◆ What the task requires ◆
Copy out all lines that carry the word "legend".

START Information supplied

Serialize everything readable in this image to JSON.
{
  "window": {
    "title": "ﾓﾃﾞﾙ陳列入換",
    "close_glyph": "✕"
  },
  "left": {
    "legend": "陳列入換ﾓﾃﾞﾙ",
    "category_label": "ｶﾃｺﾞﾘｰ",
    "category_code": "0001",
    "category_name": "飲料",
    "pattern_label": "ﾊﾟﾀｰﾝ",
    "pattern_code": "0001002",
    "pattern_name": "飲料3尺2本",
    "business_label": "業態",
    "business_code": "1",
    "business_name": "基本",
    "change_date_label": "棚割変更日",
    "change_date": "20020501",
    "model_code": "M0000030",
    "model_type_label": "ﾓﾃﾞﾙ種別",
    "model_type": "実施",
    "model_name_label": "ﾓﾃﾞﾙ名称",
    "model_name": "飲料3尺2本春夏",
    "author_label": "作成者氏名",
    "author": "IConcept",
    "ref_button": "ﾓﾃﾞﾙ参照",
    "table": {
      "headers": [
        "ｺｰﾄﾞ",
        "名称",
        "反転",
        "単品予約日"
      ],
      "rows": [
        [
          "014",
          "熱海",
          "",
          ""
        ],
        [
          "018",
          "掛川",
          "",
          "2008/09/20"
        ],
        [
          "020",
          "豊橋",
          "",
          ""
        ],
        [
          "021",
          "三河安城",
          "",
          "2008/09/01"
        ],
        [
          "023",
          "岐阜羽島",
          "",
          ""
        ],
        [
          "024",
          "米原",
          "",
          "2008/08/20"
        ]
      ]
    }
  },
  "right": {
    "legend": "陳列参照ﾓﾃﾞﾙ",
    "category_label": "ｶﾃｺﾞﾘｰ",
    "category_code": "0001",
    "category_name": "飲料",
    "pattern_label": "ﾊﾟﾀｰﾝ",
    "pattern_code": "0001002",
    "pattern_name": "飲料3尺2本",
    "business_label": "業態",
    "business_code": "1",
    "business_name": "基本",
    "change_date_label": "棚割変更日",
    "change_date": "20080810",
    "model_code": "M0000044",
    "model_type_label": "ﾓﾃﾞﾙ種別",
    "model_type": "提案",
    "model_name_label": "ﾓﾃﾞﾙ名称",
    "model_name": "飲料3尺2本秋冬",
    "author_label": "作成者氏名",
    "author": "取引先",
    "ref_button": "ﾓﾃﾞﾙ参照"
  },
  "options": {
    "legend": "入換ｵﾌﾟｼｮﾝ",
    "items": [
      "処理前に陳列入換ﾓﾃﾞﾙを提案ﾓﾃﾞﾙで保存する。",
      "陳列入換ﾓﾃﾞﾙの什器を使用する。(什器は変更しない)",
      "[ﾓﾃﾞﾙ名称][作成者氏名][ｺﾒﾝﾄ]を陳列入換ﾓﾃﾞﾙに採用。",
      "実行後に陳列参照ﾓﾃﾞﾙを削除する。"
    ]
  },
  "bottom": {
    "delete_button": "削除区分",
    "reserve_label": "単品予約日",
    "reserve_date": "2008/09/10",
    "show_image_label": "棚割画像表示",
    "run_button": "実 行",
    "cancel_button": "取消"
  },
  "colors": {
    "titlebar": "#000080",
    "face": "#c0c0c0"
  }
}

END Information supplied

◆ Solution to the problem ◆
    "legend": "陳列入換ﾓﾃﾞﾙ",
    "legend": "陳列参照ﾓﾃﾞﾙ",
    "legend": "入換ｵﾌﾟｼｮﾝ",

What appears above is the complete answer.